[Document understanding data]
- Opening Delimiter -

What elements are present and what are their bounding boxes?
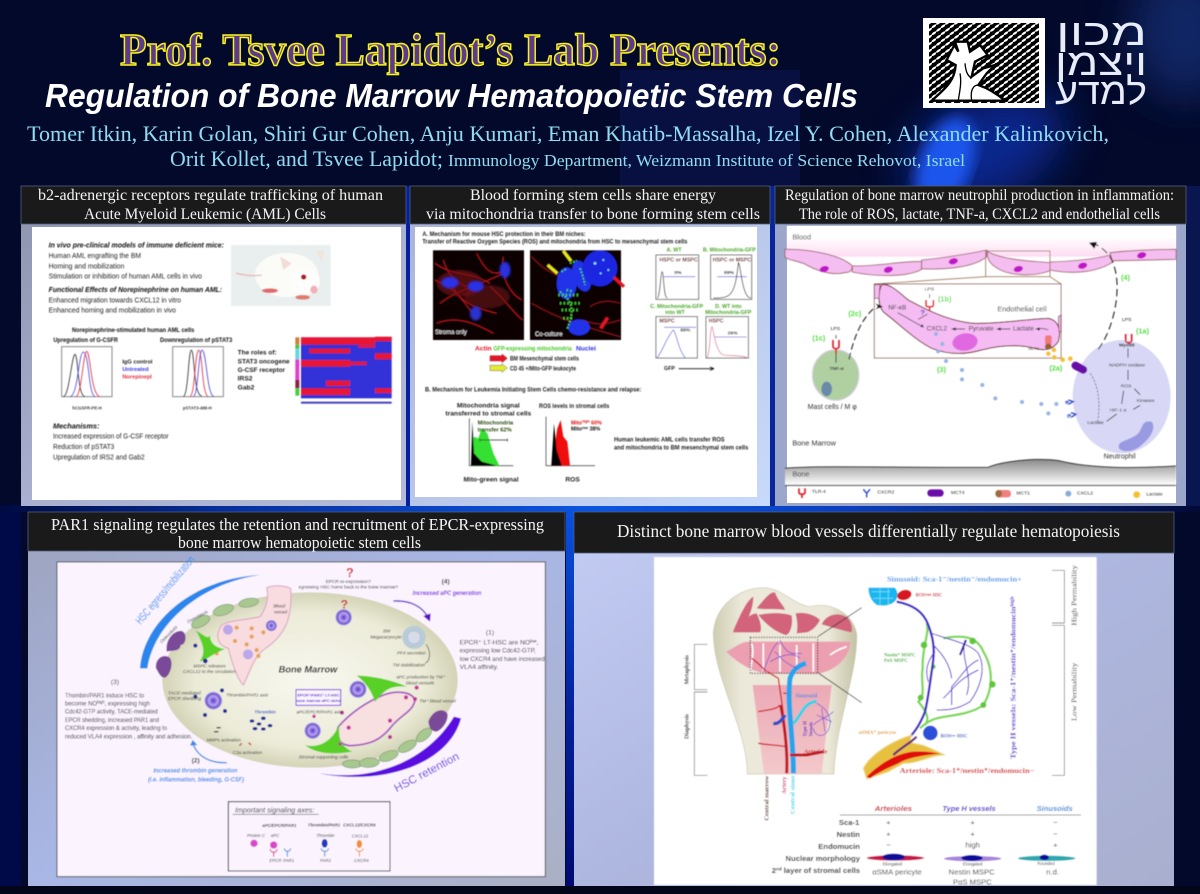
bone illustration xyxy=(684,588,862,821)
zoomed endothelial cell: Pyruvate xyxy=(969,325,994,332)
text block: mechanisms: Increased expression of G-CSF receptor xyxy=(53,432,169,441)
neutrophil: NADPH oxidase xyxy=(1109,363,1145,369)
text block: in vivo models: Human AML engrafting the BM xyxy=(49,251,141,260)
bone marrow ellipse xyxy=(162,592,458,768)
logo: Hebrew wordmark: מכון xyxy=(1056,12,1147,53)
text block: step 3: high xyxy=(97,700,105,705)
signaling axes box: aPC/EPCR/PAR1 xyxy=(262,823,297,828)
text block: step 1 xyxy=(460,629,545,671)
TM blood vessel niche: EPCR⁺/PAR1⁺ LT-HSC xyxy=(297,692,339,697)
endothelial layer xyxy=(785,249,1176,275)
vessel diagram: Arteriole: Sca-1⁺/nestin⁺/endomucin− xyxy=(900,766,1034,775)
arc: HSC egress xyxy=(134,554,260,668)
vessel diagram: High Permability xyxy=(1071,564,1079,626)
text block: step 3: Cdc42-GTP activity, TACE-mediated xyxy=(65,709,158,716)
comparison table: Sinusoids xyxy=(1037,804,1073,813)
text block: roles: G-CSF receptor xyxy=(238,367,285,374)
text block: in vivo models: Enhanced migration towards CXCL12 in vitro xyxy=(49,295,181,304)
micrograph: co-culture xyxy=(530,250,624,340)
micrograph legend: CD 45 +/Mito-GFP leukocyte xyxy=(510,366,577,372)
vessel diagram: low xyxy=(951,733,957,737)
authors xyxy=(27,121,1109,171)
HSC with thrombin: MMPs activation xyxy=(207,738,241,743)
logo: Hebrew wordmark xyxy=(1055,12,1147,112)
comparison table: + xyxy=(970,818,975,827)
comparison table: Elongated xyxy=(883,861,903,866)
histogram: mitochondria signal: Mitochondria xyxy=(478,420,514,426)
text block: in vivo models: Enhanced homing and mobilization in vivo xyxy=(49,305,176,314)
comparison table: Type H vessels xyxy=(942,804,996,813)
vessel diagram: HSC xyxy=(956,735,968,740)
flow plots A-D: GFP xyxy=(664,366,675,372)
histogram: ROS levels: 60% xyxy=(590,420,602,426)
histogram: ROS levels: high xyxy=(582,420,590,424)
legend: MCT1 xyxy=(1016,491,1030,497)
flow plots A-D: MSPC xyxy=(659,318,675,324)
bone illustration: Diaphysis xyxy=(684,713,690,739)
histogram: ROS levels: ROS levels in stromal cells xyxy=(539,403,610,410)
legend: CXCR2 xyxy=(877,489,894,495)
panel heading: bone marrow hematopoietic stem cells xyxy=(178,533,421,552)
lactate dots xyxy=(1046,348,1073,362)
panel heading xyxy=(51,515,544,552)
micrograph: stroma only: Stroma only xyxy=(435,330,467,336)
text block: in vivo models: Homing and mobilization xyxy=(49,261,124,270)
micrograph legend: Nuclei xyxy=(576,346,596,353)
panel heading: Distinct bone marrow blood vessels differentially regulate hematopoiesis xyxy=(617,521,1120,541)
text block: step 3: , expressing high xyxy=(105,701,150,708)
section A heading: Transfer of Reactive Oxygen Species (ROS) and mitochondria from HSC to mesenchymal stem cells xyxy=(422,239,688,246)
TM blood vessel niche: Stromal supporting cells xyxy=(299,755,349,760)
bone illustration: Artery xyxy=(782,777,788,794)
text block: roles: IRS2 xyxy=(238,376,253,383)
histogram: G-CSFR: hCGSFR-PE-H xyxy=(72,405,102,410)
histogram: mitochondria signal: Mito-green signal xyxy=(463,476,519,483)
label: blood: Blood xyxy=(792,232,811,241)
chart heading: Norepinephrine-stimulated human AML cells xyxy=(72,327,195,334)
zoomed endothelial cell xyxy=(874,251,1061,358)
legend: CXCL2 xyxy=(1077,491,1093,497)
recruitment question: egressing HSC home back to the bone marrow? xyxy=(299,585,398,590)
flow plots A-D: 26% xyxy=(728,330,738,336)
HSC with thrombin xyxy=(168,688,276,755)
authors: Orit Kollet, and Tsvee Lapidot; xyxy=(170,146,443,171)
flow plots A-D: 99% xyxy=(724,270,735,276)
step labels: (1a) xyxy=(1136,326,1150,335)
histogram: pSTAT3 xyxy=(173,347,223,410)
zoomed endothelial cell: Lactate xyxy=(1013,325,1034,332)
histogram: ROS levels xyxy=(539,403,610,483)
authors: Tomer Itkin, Karin Golan, Shiri Gur Cohen, Anju Kumari, Eman Khatib-Massalha, Izel Y. Cohen, Alexander Kalinkovich, xyxy=(27,121,1109,146)
legend: MCT4 xyxy=(951,490,965,496)
TM blood vessel niche: TM⁺ blood vessel xyxy=(419,699,457,704)
step 2: thrombin generation: (i.e. inflammation, bleeding, G-CSF) xyxy=(148,777,245,784)
megakaryocyte xyxy=(370,626,430,668)
comparison table: − xyxy=(1053,829,1058,838)
bone layer xyxy=(785,460,1176,485)
micrograph legend: BM Mesenchymal stem cells xyxy=(510,357,580,363)
step labels: (4) xyxy=(1121,273,1131,282)
text block: step 3: (3) xyxy=(111,679,119,686)
signaling axes box: Thrombin/PAR1 xyxy=(308,822,341,827)
comparison table: Nuclear morphology xyxy=(786,854,861,863)
bone illustration: Central sinus xyxy=(791,775,797,814)
histogram legend: IgG control xyxy=(122,360,153,366)
neutrophil xyxy=(1073,317,1171,461)
vessel diagram: ROS xyxy=(941,735,951,740)
text block: step 3: Thombin/PAR1 induce HSC to xyxy=(65,693,144,700)
panel heading: via mitochondria transfer to bone forming stem cells xyxy=(426,206,760,223)
panel content xyxy=(57,554,545,877)
text block: step 1: low CXCR4 and have increased xyxy=(460,656,545,663)
comparison table: layer of stromal cells xyxy=(782,866,860,875)
image: white mouse xyxy=(231,245,331,306)
recruitment question xyxy=(299,566,398,626)
comparison table: Endomucin xyxy=(818,842,860,851)
megakaryocyte: PF4 secretion xyxy=(397,651,426,656)
histogram: ROS levels: Mito xyxy=(571,420,582,426)
comparison table: − xyxy=(1053,818,1058,827)
mast cell: TNF-α xyxy=(829,366,845,372)
zoomed endothelial cell: NF-κB xyxy=(888,304,906,311)
flow plots A-D: A. WT xyxy=(666,247,682,253)
zoomed endothelial cell: ? xyxy=(920,308,925,317)
HSC with thrombin: Thrombin xyxy=(254,710,276,715)
flow plots A-D xyxy=(650,247,756,372)
aPC generation label: Increased aPC generation xyxy=(413,590,481,597)
step labels: (1b) xyxy=(938,295,952,304)
megakaryocyte: TM stabilization xyxy=(393,663,425,668)
arc: HSC egress: HSC egress/mobilization xyxy=(134,554,198,627)
subtitle: Regulation of Bone Marrow Hematopoietic Stem Cells xyxy=(45,77,858,114)
title: Prof. Tsvee Lapidot’s Lab Presents: xyxy=(120,25,781,75)
panel heading: b2-adrenergic receptors regulate trafficking of human xyxy=(38,187,383,204)
panel heading: PAR1 signaling regulates the retention and recruitment of EPCR-expressing xyxy=(51,515,544,534)
bone illustration: Type H xyxy=(804,721,809,737)
panel heading xyxy=(38,187,383,223)
comparison table: 2 xyxy=(772,866,776,875)
chart heading xyxy=(53,327,233,344)
zoomed endothelial cell: LPS xyxy=(925,287,935,293)
comparison table xyxy=(772,804,1081,886)
text block: step 3 xyxy=(65,679,192,740)
vessel diagram: Sinusoid: Sca-1⁻/nestin⁻/endomucin+ xyxy=(887,574,1022,583)
blood vessel top xyxy=(215,586,291,685)
text block: in vivo models: Functional Effects of Norepinephrine on human AML: xyxy=(49,285,223,294)
vessel diagram: PαS MSPC xyxy=(884,659,908,664)
HSC with thrombin: Thrombin/PAR1 axis xyxy=(226,692,269,697)
flow plots A-D: into WT xyxy=(665,310,686,316)
text block: roles: Gab2 xyxy=(238,384,255,391)
panel: mitochondria transfer xyxy=(410,186,770,506)
vessel diagram: Type H vessels: Sca-1⁺/nestin⁺/endomucin xyxy=(1008,627,1017,759)
labels: osteo cells xyxy=(159,609,209,644)
comparison table: high xyxy=(965,841,980,850)
histogram legend: Untreated xyxy=(122,367,149,373)
comparison table: nd xyxy=(776,867,782,872)
signaling axes box: Protein C xyxy=(247,833,266,838)
micrograph: stroma only xyxy=(433,250,524,340)
text block: step 1: , xyxy=(537,639,539,646)
text block: in vivo models: In vivo pre-clinical models of immune deficient mice: xyxy=(49,241,225,250)
histogram: ROS levels: low xyxy=(582,426,588,430)
text block: step 3: reduced VLA4 expression , affinity and adhesion. xyxy=(65,733,192,740)
text block: mechanisms: Upregulation of IRS2 and Gab2 xyxy=(53,452,145,461)
text block: leukemic AML: Human leukemic AML cells transfer ROS xyxy=(614,436,725,443)
signaling axes box: CXCL12 xyxy=(352,833,369,838)
flow plots A-D: HSPC or MSPC xyxy=(659,257,698,263)
panel content xyxy=(785,226,1176,498)
signaling axes box: Important signaling axes: xyxy=(235,805,314,814)
step labels: (1c) xyxy=(812,334,826,343)
TM blood vessel niche: aPC production by TM⁺ xyxy=(396,674,446,679)
panel: neutrophil production xyxy=(775,186,1186,506)
labels: osteo cells: Osteoclasts xyxy=(159,624,179,644)
zoomed endothelial cell: Endothelial cell xyxy=(997,304,1047,313)
step labels: (3) xyxy=(937,365,947,374)
histogram: ROS levels: Mito xyxy=(571,427,582,433)
histogram: pSTAT3: pSTAT3-488-H xyxy=(183,405,212,410)
comparison table: PαS MSPC xyxy=(953,877,992,886)
megakaryocyte: BM xyxy=(383,629,390,634)
zoomed endothelial cell: MCT1 xyxy=(1028,346,1040,351)
histogram: G-CSFR xyxy=(62,347,112,410)
text block: step 1: EPCR⁺ LT-HSC are NO xyxy=(460,639,530,646)
labels: osteo cells: Osteoblasts xyxy=(186,609,209,624)
stromal cell MSPC: MSPC releases xyxy=(193,663,226,668)
histogram: ROS levels: 38% xyxy=(588,427,600,433)
vessel diagram: ROS xyxy=(916,594,925,599)
comparison table: + xyxy=(886,818,891,827)
neutrophil: ROS xyxy=(1121,383,1132,389)
flow plots A-D: C. Mitochondria-GFP xyxy=(650,304,704,310)
bone illustration: Vessels xyxy=(810,722,815,737)
bone illustration: Sinusoid xyxy=(795,694,818,700)
signaling axes box: PAR1 xyxy=(283,858,295,863)
vessel diagram: HSC xyxy=(932,594,943,599)
text block: step 1: (1) xyxy=(486,629,494,636)
text block: mechanisms: Mechanisms: xyxy=(53,421,100,430)
vessel diagram: Nestin⁺ MSPC xyxy=(884,653,916,659)
panel content xyxy=(654,557,1097,886)
logo: Weizmann tree emblem xyxy=(923,18,1045,108)
aPC generation label: (4) xyxy=(442,578,450,585)
TM blood vessel niche: aPC/EPCR/PAR1 axis xyxy=(296,709,343,714)
flow plots A-D: D. WT into xyxy=(715,304,742,310)
signaling axes box: aPC xyxy=(271,833,280,838)
histogram: mitochondria signal: Mitochondria signal xyxy=(457,402,520,409)
vessel diagram: high xyxy=(925,592,932,596)
stromal cell MSPC xyxy=(183,630,236,674)
comparison table: Nestin xyxy=(837,830,860,839)
signaling axes box xyxy=(228,802,390,871)
comparison table: − xyxy=(886,841,891,850)
flow plots A-D: B. Mitochondria-GFP xyxy=(703,247,756,253)
HSC with thrombin: C3a activation xyxy=(233,750,263,755)
flow plots A-D: HSPC xyxy=(709,318,724,324)
HSC with thrombin: EPCR shedding xyxy=(168,696,202,701)
step 2: thrombin generation: Increased thrombin generation xyxy=(153,767,237,774)
flow plots A-D: HSPC or MSPC xyxy=(713,257,751,263)
megakaryocyte: Megacaryocyte xyxy=(370,634,402,639)
comparison table: Rounded xyxy=(1037,861,1055,866)
neutrophil: Lactate xyxy=(1087,420,1104,426)
comparison table: n.d. xyxy=(1046,868,1059,877)
text block: step 1: low xyxy=(530,638,537,643)
text block: roles xyxy=(238,350,290,391)
mast cell xyxy=(808,326,859,411)
osteoclast cells xyxy=(156,631,448,732)
heatmap xyxy=(295,337,392,404)
text block: step 3: CXCR4 expression & activity, leading to xyxy=(65,725,167,732)
recruitment question: EPCR re-expression? xyxy=(326,579,371,584)
flow plots A-D: 88% xyxy=(680,328,691,334)
comparison table: + xyxy=(1053,841,1058,850)
comparison table: Nestin MSPC xyxy=(949,868,995,877)
text block: step 1: expressing low Cdc42-GTP, xyxy=(460,648,536,655)
mast cell: LPS xyxy=(831,326,841,332)
zoomed endothelial cell: CXCL2 xyxy=(927,325,948,332)
stromal cell MSPC: CXCL12 to the circulation xyxy=(183,669,236,674)
vessel diagram xyxy=(859,564,1079,779)
comparison table: Arterioles xyxy=(874,804,912,813)
text block: step 3: become NO xyxy=(65,701,100,708)
histogram: ROS levels: ROS xyxy=(565,476,580,483)
text block: mechanisms xyxy=(53,421,169,461)
bone marrow label: Bone Marrow xyxy=(792,439,837,448)
histogram legend: Norepinepl xyxy=(122,375,152,381)
legend: Lactate xyxy=(1146,492,1163,498)
CXCL2 dots xyxy=(934,332,1071,418)
logo: Hebrew wordmark: ויצמן xyxy=(1055,42,1147,83)
bone marrow title: Bone Marrow xyxy=(279,665,338,675)
histogram: mitochondria signal xyxy=(445,402,532,483)
chart heading: Downregulation of pSTAT3 xyxy=(160,337,233,344)
section A heading: A. Mechanism for mouse HSC protection in their BM niches: xyxy=(422,231,586,238)
step labels xyxy=(812,273,1150,374)
text block: step 1: VLA4 affinity. xyxy=(460,664,498,671)
bone illustration: Metaphysis xyxy=(684,654,690,684)
TM blood vessel niche: blood vessels xyxy=(406,680,435,685)
histogram legend xyxy=(122,360,153,381)
step 2: thrombin generation: (2) xyxy=(192,758,200,765)
legend xyxy=(799,488,1163,498)
TM blood vessel niche xyxy=(296,674,457,760)
chart heading: Upregulation of G-CSFR xyxy=(53,337,118,344)
neutrophil: Kinases xyxy=(1137,398,1155,404)
panel content xyxy=(422,231,756,483)
signaling axes box: PAR1 xyxy=(320,858,332,863)
text block: roles: STAT3 oncogene xyxy=(238,359,290,366)
neutrophil: Myd88 xyxy=(1119,343,1135,349)
logo: Hebrew wordmark: למדע xyxy=(1055,71,1147,112)
signaling axes box: CXCL12/CXCR4 xyxy=(343,823,376,828)
bone illustration: Arteriole xyxy=(804,749,828,755)
arc: HSC retention xyxy=(319,717,461,795)
authors: Immunology Department, Weizmann Institute of Science Rehovot, Israel xyxy=(448,151,965,170)
text block: mechanisms: Reduction of pSTAT3 xyxy=(53,442,114,451)
vessel diagram: high xyxy=(1010,596,1015,607)
step 2: thrombin generation xyxy=(148,740,245,784)
panel heading xyxy=(426,187,760,223)
comparison table: + xyxy=(886,829,891,838)
panel heading: Blood forming stem cells share energy xyxy=(470,187,716,204)
signaling axes box: EPCR xyxy=(269,858,281,863)
comparison table: + xyxy=(970,829,975,838)
panel: AML trafficking xyxy=(21,186,406,506)
micrograph: co-culture: Co-culture xyxy=(535,332,563,338)
step labels: (2c) xyxy=(848,309,862,318)
HSC with thrombin: TACE-mediated xyxy=(168,690,201,695)
panel heading: Acute Myeloid Leukemic (AML) Cells xyxy=(84,206,326,223)
comparison table: αSMA pericyte xyxy=(872,868,922,877)
panel: blood vessels hematopoiesis xyxy=(574,512,1174,886)
vessel diagram: αSMA⁺ pericyte xyxy=(859,730,897,736)
bone illustration: Central marrow xyxy=(765,775,771,821)
vessel diagram: Low Permability xyxy=(1071,662,1079,721)
aPC generation label xyxy=(393,578,481,622)
CXCR2 receptors xyxy=(1066,400,1076,417)
panel: PAR1 signaling xyxy=(28,512,565,886)
text block: in vivo models xyxy=(49,241,225,314)
TM blood vessel niche: bone marrow aPC niche xyxy=(296,698,342,703)
recruitment question: ? xyxy=(341,597,348,611)
arrows: signalling routes xyxy=(849,244,1117,359)
text block: step 3: EPCR shedding, increased PAR1 and xyxy=(65,717,159,724)
text block: leukemic AML xyxy=(614,436,749,451)
text block: roles: The roles of: xyxy=(238,350,277,357)
section B heading: B. Mechanism for Leukemia Initiating Stem Cells chemo-resistance and relapse: xyxy=(425,386,641,393)
neutrophil: Neutrophil xyxy=(1104,454,1136,461)
blood vessel top: vessel xyxy=(274,610,288,615)
comparison table: Elongated xyxy=(963,861,983,866)
signaling axes box: CXCR4 xyxy=(354,858,369,863)
arc: HSC retention: HSC retention xyxy=(392,751,461,795)
recruitment question: ? xyxy=(346,566,354,580)
neutrophil: HIF-1 α xyxy=(1110,407,1127,413)
flow plots A-D: Mitochondria-GFP xyxy=(705,310,752,316)
comparison table: Sca-1 xyxy=(839,818,860,827)
micrograph legend: GFP-expressing mitochondria xyxy=(493,346,572,353)
panel heading xyxy=(785,187,1174,223)
panel heading: The role of ROS, lactate, TNF-a, CXCL2 and endothelial cells xyxy=(799,206,1160,223)
signaling axes box: Thrombin xyxy=(316,833,335,838)
mast cell: Mast cells / M φ xyxy=(808,404,857,411)
text block: in vivo models: Stimulation or inhibition of human AML cells in vivo xyxy=(49,272,202,281)
bone layer: Bone xyxy=(792,469,809,478)
histogram: mitochondria signal: transferred to stromal cells xyxy=(445,410,532,417)
MCT4 transporter xyxy=(1070,360,1089,375)
section A heading xyxy=(422,231,688,246)
micrograph legend xyxy=(475,346,596,372)
blood vessel top: Blood xyxy=(273,604,286,609)
osteoblast cells xyxy=(189,597,434,768)
histogram: mitochondria signal: transfer 62% xyxy=(478,427,512,433)
flow plots A-D: 0% xyxy=(674,270,682,276)
neutrophil: LPS xyxy=(1122,317,1132,323)
micrograph legend: Actin xyxy=(475,346,492,353)
legend: TLR-4 xyxy=(812,489,826,495)
panel content xyxy=(49,241,392,461)
text block: leukemic AML: and mitochondria to BM mesenchymal stem cells xyxy=(614,444,749,451)
step labels: (2a) xyxy=(1049,363,1063,372)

- Closing Delimiter -

## What is being asked
In the entries above, copy each line that contains the string "culture".

## Solution below
micrograph: co-culture xyxy=(530,250,624,340)
micrograph: co-culture: Co-culture xyxy=(535,332,563,338)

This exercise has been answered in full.